# Written problem:
Reproduce every line in the listing that contains the word "dato".

# Data entries:

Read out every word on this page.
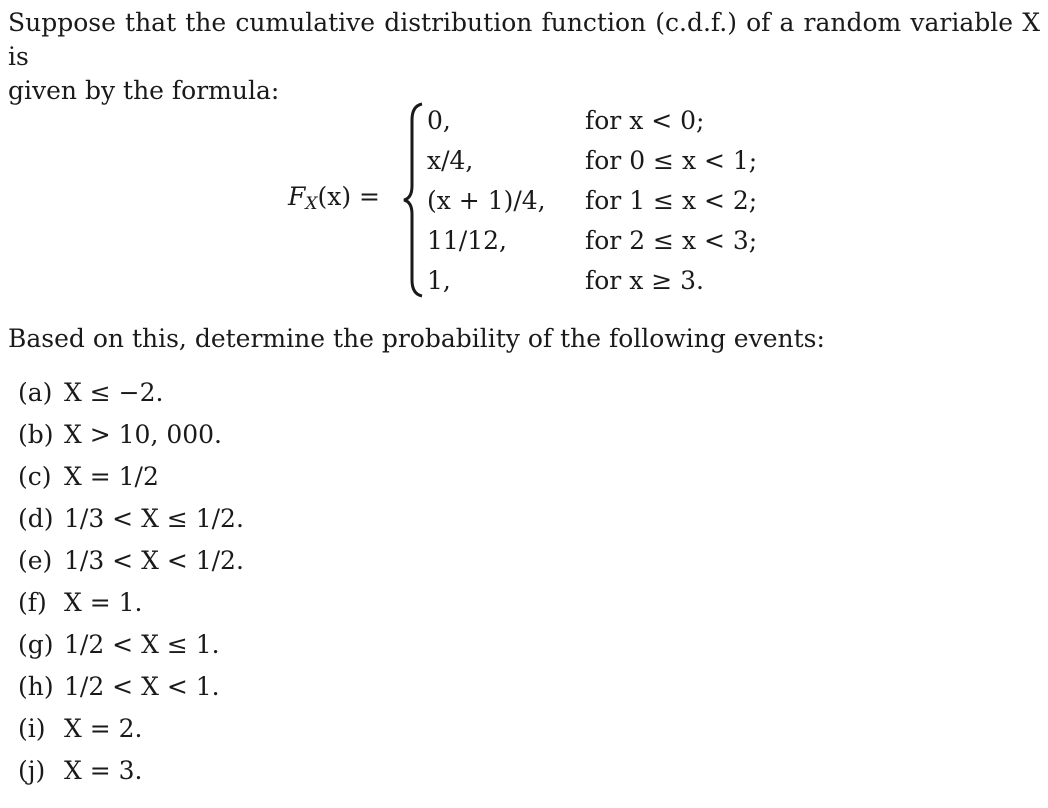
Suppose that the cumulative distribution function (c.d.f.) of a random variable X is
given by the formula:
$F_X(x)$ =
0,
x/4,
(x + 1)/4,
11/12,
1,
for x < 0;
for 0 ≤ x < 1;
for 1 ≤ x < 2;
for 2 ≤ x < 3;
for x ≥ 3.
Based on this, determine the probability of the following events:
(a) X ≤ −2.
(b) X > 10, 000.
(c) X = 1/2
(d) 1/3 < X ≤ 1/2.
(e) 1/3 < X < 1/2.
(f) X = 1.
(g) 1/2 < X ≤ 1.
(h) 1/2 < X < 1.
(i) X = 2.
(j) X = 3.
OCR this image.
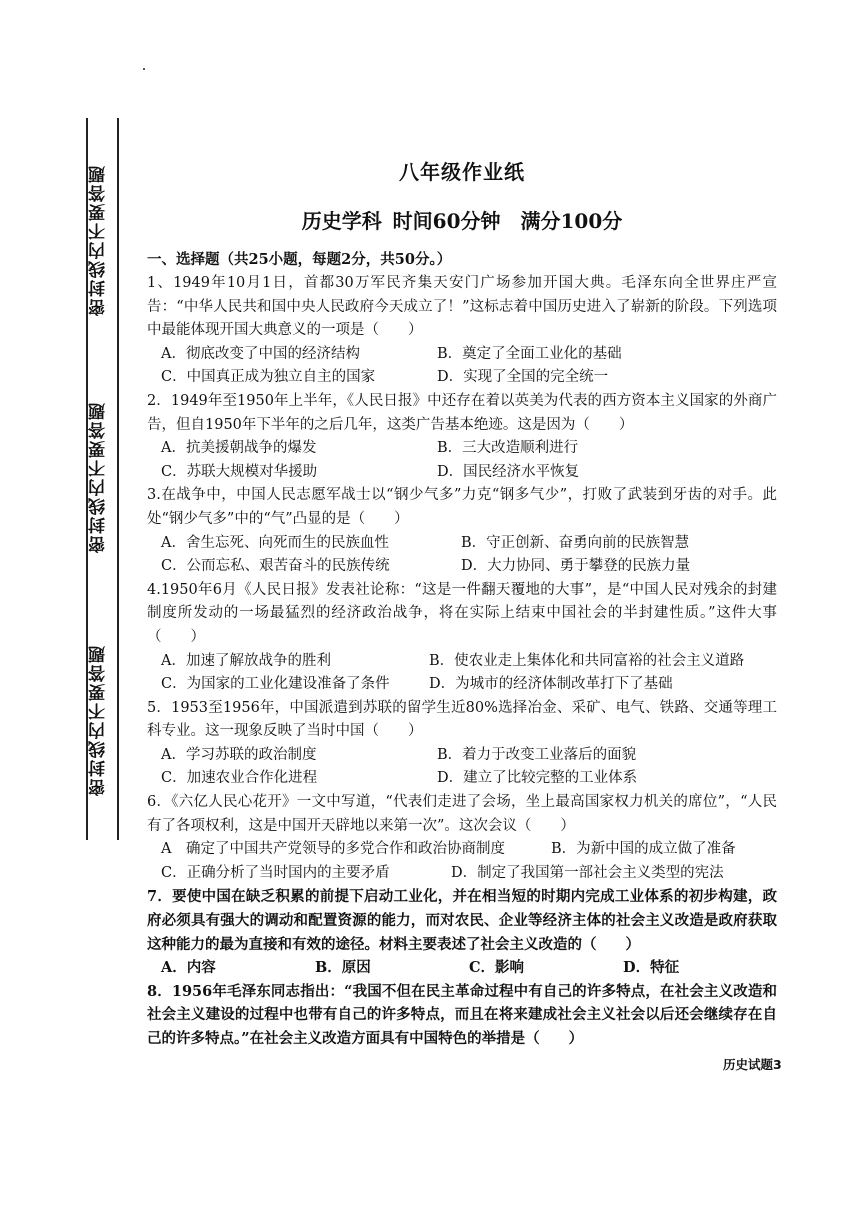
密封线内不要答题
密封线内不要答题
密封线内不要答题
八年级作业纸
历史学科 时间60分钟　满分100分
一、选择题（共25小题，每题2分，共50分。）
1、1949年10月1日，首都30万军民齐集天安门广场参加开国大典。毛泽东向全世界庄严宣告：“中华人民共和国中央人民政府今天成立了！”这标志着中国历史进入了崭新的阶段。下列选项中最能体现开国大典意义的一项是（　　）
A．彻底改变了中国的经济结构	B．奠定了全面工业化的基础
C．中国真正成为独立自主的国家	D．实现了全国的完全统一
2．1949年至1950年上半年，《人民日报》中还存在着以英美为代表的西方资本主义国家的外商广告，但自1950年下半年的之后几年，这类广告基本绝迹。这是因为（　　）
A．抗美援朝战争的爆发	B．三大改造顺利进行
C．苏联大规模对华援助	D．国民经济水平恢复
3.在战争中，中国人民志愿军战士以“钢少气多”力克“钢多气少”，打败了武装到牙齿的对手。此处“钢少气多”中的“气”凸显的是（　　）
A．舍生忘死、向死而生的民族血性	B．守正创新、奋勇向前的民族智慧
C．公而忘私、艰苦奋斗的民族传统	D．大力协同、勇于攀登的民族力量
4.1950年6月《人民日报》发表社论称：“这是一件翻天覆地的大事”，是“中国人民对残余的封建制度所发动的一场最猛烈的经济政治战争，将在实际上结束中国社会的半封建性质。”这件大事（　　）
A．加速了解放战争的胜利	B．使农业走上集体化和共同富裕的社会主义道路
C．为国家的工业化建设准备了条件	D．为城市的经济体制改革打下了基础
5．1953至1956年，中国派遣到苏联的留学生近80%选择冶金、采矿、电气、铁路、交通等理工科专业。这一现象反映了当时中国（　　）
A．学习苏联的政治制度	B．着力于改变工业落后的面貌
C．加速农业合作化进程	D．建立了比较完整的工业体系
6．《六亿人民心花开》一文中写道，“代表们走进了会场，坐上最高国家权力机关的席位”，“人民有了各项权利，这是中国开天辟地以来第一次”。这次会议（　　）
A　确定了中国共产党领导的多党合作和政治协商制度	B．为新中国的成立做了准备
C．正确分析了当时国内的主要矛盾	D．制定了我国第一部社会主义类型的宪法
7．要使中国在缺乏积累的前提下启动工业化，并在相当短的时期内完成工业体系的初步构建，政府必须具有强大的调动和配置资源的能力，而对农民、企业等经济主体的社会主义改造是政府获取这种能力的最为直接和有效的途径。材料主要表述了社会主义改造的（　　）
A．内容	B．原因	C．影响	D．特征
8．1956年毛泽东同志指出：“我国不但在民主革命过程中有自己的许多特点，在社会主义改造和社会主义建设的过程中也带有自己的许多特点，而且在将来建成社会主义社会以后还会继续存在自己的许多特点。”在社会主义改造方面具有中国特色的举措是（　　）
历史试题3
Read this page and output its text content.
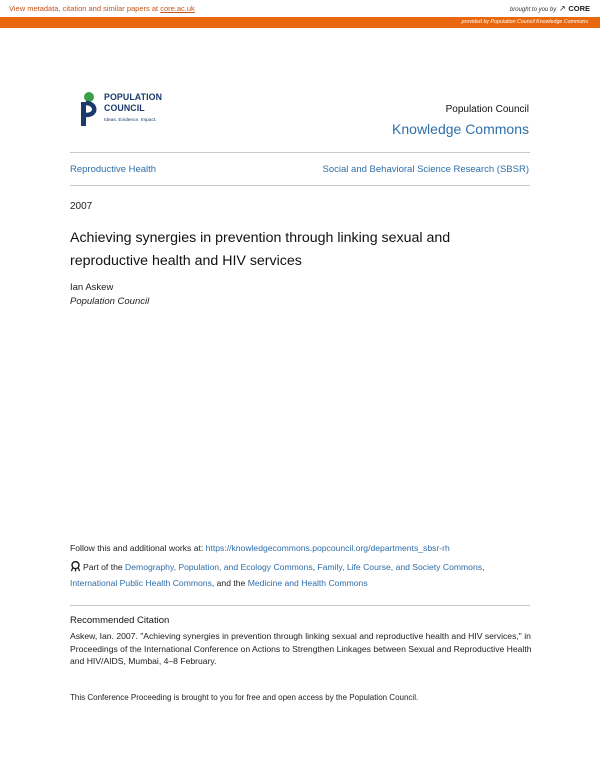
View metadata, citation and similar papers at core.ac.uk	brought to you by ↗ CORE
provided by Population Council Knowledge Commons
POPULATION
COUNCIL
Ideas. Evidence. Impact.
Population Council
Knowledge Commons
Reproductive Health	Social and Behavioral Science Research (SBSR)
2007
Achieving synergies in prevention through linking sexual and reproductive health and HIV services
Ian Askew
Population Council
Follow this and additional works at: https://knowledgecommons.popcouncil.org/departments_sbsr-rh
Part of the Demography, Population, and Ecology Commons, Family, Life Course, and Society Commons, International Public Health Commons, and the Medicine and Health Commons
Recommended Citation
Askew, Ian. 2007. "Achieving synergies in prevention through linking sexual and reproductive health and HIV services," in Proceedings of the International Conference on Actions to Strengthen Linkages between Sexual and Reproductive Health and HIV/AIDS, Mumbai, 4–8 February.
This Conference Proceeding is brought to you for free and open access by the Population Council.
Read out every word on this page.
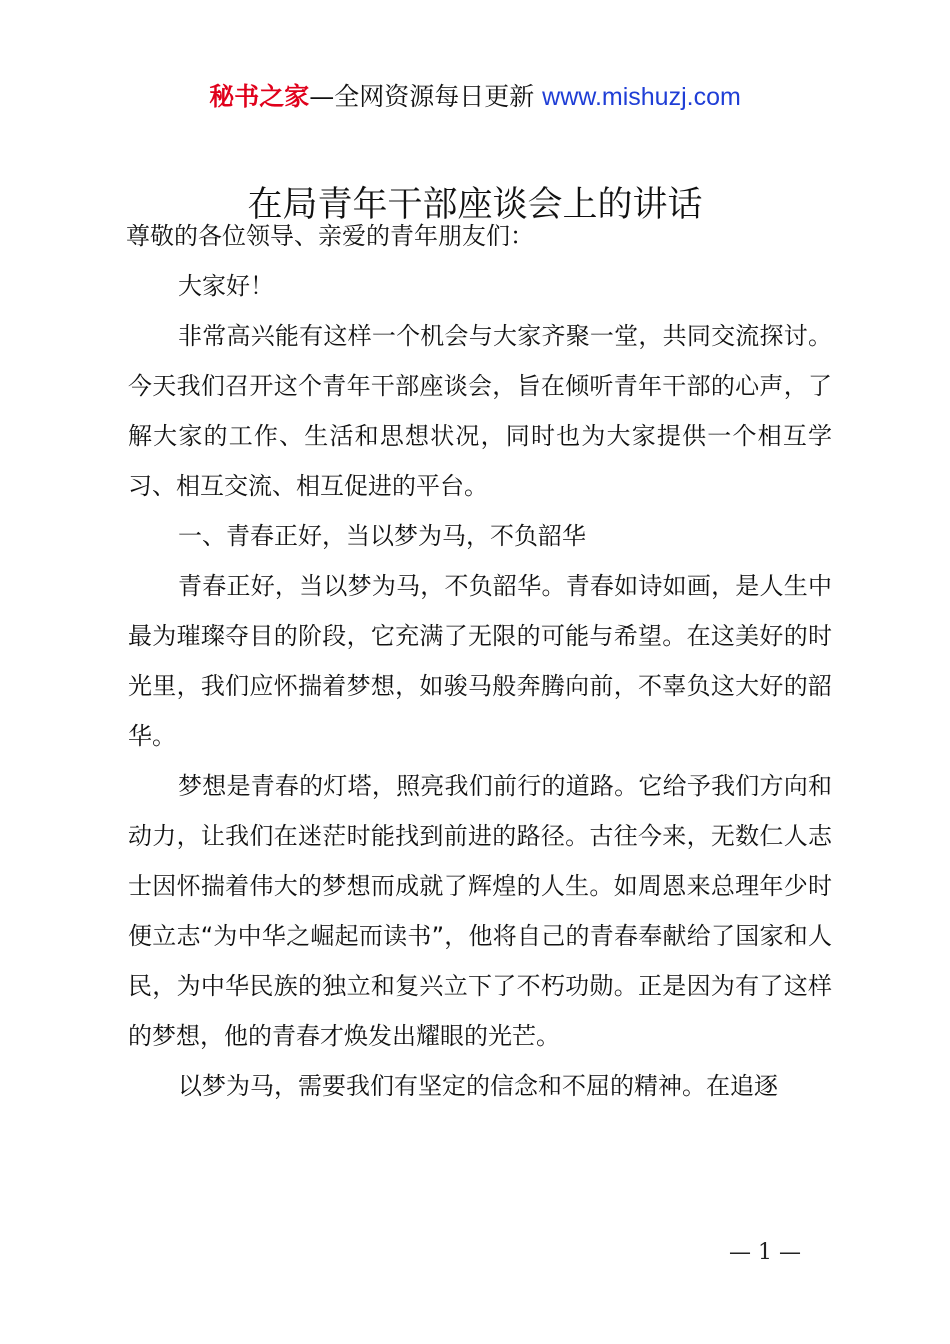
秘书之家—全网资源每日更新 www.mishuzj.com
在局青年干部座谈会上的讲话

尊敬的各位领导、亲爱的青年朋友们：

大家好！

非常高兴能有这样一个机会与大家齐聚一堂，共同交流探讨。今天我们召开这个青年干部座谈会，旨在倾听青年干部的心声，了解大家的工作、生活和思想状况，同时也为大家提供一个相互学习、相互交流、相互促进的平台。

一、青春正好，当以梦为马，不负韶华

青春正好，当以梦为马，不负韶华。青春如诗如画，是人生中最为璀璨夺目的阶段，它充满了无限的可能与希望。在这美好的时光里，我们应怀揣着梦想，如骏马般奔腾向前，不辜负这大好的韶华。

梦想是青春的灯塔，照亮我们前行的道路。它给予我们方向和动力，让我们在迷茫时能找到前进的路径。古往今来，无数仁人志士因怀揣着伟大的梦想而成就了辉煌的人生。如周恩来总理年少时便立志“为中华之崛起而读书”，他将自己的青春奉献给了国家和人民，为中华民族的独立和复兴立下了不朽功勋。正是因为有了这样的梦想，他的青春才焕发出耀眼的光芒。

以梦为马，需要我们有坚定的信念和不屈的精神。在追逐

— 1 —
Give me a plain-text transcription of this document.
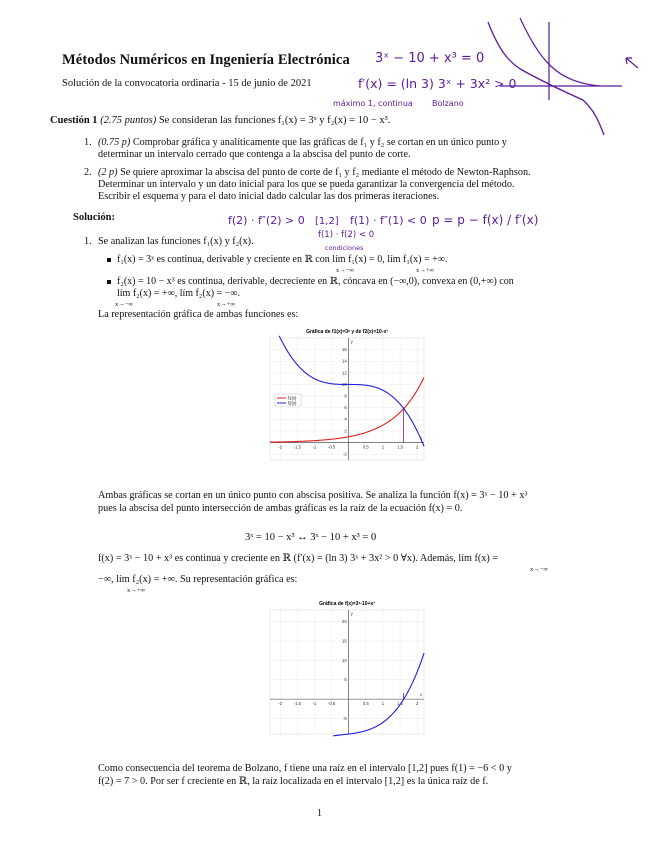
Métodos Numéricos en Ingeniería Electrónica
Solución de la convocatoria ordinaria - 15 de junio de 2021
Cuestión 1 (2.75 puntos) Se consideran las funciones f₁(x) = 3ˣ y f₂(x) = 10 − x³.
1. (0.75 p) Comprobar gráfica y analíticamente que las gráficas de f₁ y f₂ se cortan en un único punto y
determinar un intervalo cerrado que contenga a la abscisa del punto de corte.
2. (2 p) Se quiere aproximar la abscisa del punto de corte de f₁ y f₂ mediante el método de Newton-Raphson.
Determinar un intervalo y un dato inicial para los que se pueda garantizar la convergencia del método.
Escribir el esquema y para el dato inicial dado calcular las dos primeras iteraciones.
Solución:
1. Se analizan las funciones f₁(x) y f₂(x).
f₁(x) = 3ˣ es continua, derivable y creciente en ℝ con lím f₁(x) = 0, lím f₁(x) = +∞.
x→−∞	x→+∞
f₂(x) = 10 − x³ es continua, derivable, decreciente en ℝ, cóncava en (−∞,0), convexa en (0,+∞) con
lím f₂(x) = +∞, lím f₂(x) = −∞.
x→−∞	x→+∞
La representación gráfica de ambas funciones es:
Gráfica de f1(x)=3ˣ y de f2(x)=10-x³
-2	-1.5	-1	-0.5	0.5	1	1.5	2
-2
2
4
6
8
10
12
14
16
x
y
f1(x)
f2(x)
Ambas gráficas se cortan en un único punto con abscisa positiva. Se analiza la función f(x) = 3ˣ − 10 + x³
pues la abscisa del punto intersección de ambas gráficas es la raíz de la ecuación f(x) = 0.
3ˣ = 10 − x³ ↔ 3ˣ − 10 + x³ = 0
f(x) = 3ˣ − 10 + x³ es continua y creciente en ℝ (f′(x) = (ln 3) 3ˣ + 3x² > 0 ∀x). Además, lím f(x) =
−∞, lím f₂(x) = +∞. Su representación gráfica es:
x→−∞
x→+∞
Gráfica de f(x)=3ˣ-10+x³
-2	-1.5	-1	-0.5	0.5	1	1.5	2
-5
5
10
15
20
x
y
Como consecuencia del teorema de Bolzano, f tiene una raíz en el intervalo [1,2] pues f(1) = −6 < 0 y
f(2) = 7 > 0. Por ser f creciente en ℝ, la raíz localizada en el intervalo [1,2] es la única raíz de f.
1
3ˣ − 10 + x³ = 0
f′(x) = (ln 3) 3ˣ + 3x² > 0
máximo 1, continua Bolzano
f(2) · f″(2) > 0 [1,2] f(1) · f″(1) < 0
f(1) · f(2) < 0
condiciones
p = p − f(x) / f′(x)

# Response to the exercise:
Determinar un intervalo y un dato inicial para los que se pueda garantizar la convergencia del método.
Escribir el esquema y para el dato inicial dado calcular las dos primeras iteraciones.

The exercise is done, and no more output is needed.